== Records provided
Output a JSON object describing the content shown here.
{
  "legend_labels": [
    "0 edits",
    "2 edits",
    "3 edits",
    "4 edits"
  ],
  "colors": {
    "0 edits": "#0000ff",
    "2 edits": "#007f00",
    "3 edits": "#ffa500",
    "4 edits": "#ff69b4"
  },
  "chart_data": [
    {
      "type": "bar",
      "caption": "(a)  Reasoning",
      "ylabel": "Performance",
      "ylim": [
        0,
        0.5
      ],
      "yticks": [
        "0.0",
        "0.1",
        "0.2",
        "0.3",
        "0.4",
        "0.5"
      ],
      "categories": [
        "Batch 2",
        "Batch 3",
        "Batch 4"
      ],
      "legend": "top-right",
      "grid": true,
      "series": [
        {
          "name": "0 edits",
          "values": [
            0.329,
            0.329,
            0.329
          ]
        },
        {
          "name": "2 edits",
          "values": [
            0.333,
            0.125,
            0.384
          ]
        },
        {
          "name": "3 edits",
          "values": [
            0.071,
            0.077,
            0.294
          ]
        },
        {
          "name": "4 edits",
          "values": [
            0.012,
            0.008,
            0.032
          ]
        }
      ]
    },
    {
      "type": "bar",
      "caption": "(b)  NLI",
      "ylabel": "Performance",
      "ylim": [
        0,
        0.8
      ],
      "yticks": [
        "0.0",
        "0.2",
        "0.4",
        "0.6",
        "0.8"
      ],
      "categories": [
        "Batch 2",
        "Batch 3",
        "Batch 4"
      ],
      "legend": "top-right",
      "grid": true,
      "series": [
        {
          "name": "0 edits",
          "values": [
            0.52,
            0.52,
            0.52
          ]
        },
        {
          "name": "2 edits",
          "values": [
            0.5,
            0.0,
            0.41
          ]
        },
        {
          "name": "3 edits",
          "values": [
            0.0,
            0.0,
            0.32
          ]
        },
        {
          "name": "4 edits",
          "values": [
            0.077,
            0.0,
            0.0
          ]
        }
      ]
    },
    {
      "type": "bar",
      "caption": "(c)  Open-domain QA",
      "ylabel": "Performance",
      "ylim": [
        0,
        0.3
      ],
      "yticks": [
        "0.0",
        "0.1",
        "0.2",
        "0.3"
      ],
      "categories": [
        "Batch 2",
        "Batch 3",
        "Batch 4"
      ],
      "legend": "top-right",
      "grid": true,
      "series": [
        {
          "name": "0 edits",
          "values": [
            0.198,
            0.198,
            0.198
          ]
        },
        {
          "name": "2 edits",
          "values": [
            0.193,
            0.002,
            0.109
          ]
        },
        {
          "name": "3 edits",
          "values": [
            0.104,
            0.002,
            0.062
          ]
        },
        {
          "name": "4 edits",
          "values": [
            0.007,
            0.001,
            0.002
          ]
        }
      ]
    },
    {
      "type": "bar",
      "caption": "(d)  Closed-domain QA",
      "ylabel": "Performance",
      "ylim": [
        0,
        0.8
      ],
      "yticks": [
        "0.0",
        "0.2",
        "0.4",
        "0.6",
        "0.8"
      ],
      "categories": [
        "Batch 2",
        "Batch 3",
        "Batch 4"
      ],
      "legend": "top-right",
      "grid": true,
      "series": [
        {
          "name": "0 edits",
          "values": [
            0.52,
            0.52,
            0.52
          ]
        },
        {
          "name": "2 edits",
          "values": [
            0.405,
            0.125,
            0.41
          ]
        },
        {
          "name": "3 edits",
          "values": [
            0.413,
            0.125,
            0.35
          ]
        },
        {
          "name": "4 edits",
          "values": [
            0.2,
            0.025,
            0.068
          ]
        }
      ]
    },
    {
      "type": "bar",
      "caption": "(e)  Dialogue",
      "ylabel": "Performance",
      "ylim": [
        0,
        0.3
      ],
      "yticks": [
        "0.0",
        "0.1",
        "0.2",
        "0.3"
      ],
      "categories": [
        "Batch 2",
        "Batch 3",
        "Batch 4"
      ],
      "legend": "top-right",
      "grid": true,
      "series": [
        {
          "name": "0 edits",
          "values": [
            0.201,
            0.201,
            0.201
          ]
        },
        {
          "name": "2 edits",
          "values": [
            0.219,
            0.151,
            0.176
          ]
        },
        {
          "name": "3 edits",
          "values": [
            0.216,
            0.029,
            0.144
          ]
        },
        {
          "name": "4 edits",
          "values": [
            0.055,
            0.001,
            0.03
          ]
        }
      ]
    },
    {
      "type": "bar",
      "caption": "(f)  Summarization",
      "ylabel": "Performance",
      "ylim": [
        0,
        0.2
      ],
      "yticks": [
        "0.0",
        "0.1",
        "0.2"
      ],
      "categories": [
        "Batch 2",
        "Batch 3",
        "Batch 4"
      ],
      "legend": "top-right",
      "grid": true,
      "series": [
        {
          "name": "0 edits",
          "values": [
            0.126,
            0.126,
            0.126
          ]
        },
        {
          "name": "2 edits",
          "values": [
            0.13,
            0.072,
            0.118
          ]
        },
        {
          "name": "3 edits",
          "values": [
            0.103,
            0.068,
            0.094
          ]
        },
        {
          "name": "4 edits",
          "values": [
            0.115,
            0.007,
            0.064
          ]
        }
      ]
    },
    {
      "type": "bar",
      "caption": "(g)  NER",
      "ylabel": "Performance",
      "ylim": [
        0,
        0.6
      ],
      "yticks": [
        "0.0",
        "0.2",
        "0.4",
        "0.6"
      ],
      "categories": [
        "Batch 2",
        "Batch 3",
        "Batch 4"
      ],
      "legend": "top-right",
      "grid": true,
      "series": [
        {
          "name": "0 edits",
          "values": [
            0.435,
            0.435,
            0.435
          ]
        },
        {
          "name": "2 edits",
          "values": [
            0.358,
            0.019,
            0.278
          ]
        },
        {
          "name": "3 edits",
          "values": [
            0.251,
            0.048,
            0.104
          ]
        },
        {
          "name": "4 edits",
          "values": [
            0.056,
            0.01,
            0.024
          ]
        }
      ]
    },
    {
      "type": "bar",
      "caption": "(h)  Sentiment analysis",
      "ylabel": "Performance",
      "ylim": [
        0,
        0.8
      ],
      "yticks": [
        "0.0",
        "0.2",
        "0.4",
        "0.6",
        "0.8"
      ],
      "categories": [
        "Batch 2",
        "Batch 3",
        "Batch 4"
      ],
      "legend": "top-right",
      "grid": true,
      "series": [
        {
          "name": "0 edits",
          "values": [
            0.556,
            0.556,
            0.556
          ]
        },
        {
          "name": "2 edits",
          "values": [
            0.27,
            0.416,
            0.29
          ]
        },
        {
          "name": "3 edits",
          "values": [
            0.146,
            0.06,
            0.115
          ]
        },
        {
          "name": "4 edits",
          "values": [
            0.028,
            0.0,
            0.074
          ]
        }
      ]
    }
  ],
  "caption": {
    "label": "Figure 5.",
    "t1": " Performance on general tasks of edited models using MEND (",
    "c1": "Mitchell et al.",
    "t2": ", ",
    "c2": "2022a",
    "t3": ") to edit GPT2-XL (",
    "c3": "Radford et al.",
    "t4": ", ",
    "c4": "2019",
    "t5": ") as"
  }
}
====
— To be done —
Determine the number of lines in the data that contain "caption" as a word or string, and state only that number.

— Exercise response —
9